#### About this task
Give back all the data exactly, line by line.

-- Working data follows --

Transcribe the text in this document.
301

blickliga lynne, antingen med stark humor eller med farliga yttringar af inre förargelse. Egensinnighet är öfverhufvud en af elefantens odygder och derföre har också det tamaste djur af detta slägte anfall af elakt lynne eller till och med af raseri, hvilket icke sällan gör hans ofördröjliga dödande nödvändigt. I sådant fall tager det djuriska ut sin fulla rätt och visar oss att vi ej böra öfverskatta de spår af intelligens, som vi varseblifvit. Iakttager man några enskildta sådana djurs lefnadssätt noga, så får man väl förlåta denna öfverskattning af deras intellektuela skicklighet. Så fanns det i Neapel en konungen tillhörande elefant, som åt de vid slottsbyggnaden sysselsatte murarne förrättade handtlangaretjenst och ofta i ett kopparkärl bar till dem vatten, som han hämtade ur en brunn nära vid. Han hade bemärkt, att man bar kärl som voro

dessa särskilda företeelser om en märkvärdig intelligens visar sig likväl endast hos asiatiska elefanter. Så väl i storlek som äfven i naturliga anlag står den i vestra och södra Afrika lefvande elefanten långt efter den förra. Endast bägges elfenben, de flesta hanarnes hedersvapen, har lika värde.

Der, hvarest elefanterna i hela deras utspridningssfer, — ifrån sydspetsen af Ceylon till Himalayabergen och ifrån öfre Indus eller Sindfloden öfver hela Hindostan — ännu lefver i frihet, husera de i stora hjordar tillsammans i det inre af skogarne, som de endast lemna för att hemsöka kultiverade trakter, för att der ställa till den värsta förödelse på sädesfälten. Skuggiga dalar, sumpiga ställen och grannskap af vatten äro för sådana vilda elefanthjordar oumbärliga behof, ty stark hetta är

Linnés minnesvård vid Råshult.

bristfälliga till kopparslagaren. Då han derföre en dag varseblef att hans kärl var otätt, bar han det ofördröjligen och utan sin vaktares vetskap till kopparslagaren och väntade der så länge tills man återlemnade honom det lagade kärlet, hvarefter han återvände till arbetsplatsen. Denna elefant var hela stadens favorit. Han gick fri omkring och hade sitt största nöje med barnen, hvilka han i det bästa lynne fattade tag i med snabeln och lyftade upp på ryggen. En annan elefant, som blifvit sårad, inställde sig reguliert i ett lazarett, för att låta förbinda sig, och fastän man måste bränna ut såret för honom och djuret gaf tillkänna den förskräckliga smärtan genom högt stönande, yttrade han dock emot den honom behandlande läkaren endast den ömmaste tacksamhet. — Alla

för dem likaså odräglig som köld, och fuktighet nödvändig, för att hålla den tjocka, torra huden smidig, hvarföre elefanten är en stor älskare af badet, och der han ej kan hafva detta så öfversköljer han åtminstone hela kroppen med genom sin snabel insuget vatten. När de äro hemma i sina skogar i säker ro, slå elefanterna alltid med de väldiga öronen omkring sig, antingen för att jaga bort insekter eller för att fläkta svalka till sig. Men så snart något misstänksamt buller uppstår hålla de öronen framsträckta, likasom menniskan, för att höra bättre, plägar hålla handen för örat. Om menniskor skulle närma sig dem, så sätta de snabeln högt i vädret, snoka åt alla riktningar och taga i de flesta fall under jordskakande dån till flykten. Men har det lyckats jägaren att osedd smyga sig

-- Working data concluded --

#### Task response
Transcribe the text in this document.
301

blickliga lynne, antingen med stark humor eller med farliga yttringar af inre förargelse. Egensinnighet är öfverhufvud en af elefantens odygder och derföre har också det tamaste djur af detta slägte anfall af elakt lynne eller till och med af raseri, hvilket icke sällan gör hans ofördröjliga dödande nödvändigt. I sådant fall tager det djuriska ut sin fulla rätt och visar oss att vi ej böra öfverskatta de spår af intelligens, som vi varseblifvit. Iakttager man några enskildta sådana djurs lefnadssätt noga, så får man väl förlåta denna öfverskattning af deras intellektuela skicklighet. Så fanns det i Neapel en konungen tillhörande elefant, som åt de vid slottsbyggnaden sysselsatte murarne förrättade handtlangaretjenst och ofta i ett kopparkärl bar till dem vatten, som han hämtade ur en brunn nära vid. Han hade bemärkt, att man bar kärl som voro

dessa särskilda företeelser om en märkvärdig intelligens visar sig likväl endast hos asiatiska elefanter. Så väl i storlek som äfven i naturliga anlag står den i vestra och södra Afrika lefvande elefanten långt efter den förra. Endast bägges elfenben, de flesta hanarnes hedersvapen, har lika värde.

Der, hvarest elefanterna i hela deras utspridningssfer, — ifrån sydspetsen af Ceylon till Himalayabergen och ifrån öfre Indus eller Sindfloden öfver hela Hindostan — ännu lefver i frihet, husera de i stora hjordar tillsammans i det inre af skogarne, som de endast lemna för att hemsöka kultiverade trakter, för att der ställa till den värsta förödelse på sädesfälten. Skuggiga dalar, sumpiga ställen och grannskap af vatten äro för sådana vilda elefanthjordar oumbärliga behof, ty stark hetta är

Linnés minnesvård vid Råshult.

bristfälliga till kopparslagaren. Då han derföre en dag varseblef att hans kärl var otätt, bar han det ofördröjligen och utan sin vaktares vetskap till kopparslagaren och väntade der så länge tills man återlemnade honom det lagade kärlet, hvarefter han återvände till arbetsplatsen. Denna elefant var hela stadens favorit. Han gick fri omkring och hade sitt största nöje med barnen, hvilka han i det bästa lynne fattade tag i med snabeln och lyftade upp på ryggen. En annan elefant, som blifvit sårad, inställde sig reguliert i ett lazarett, för att låta förbinda sig, och fastän man måste bränna ut såret för honom och djuret gaf tillkänna den förskräckliga smärtan genom högt stönande, yttrade han dock emot den honom behandlande läkaren endast den ömmaste tacksamhet. — Alla

för dem likaså odräglig som köld, och fuktighet nödvändig, för att hålla den tjocka, torra huden smidig, hvarföre elefanten är en stor älskare af badet, och der han ej kan hafva detta så öfversköljer han åtminstone hela kroppen med genom sin snabel insuget vatten. När de äro hemma i sina skogar i säker ro, slå elefanterna alltid med de väldiga öronen omkring sig, antingen för att jaga bort insekter eller för att fläkta svalka till sig. Men så snart något misstänksamt buller uppstår hålla de öronen framsträckta, likasom menniskan, för att höra bättre, plägar hålla handen för örat. Om menniskor skulle närma sig dem, så sätta de snabeln högt i vädret, snoka åt alla riktningar och taga i de flesta fall under jordskakande dån till flykten. Men har det lyckats jägaren att osedd smyga sig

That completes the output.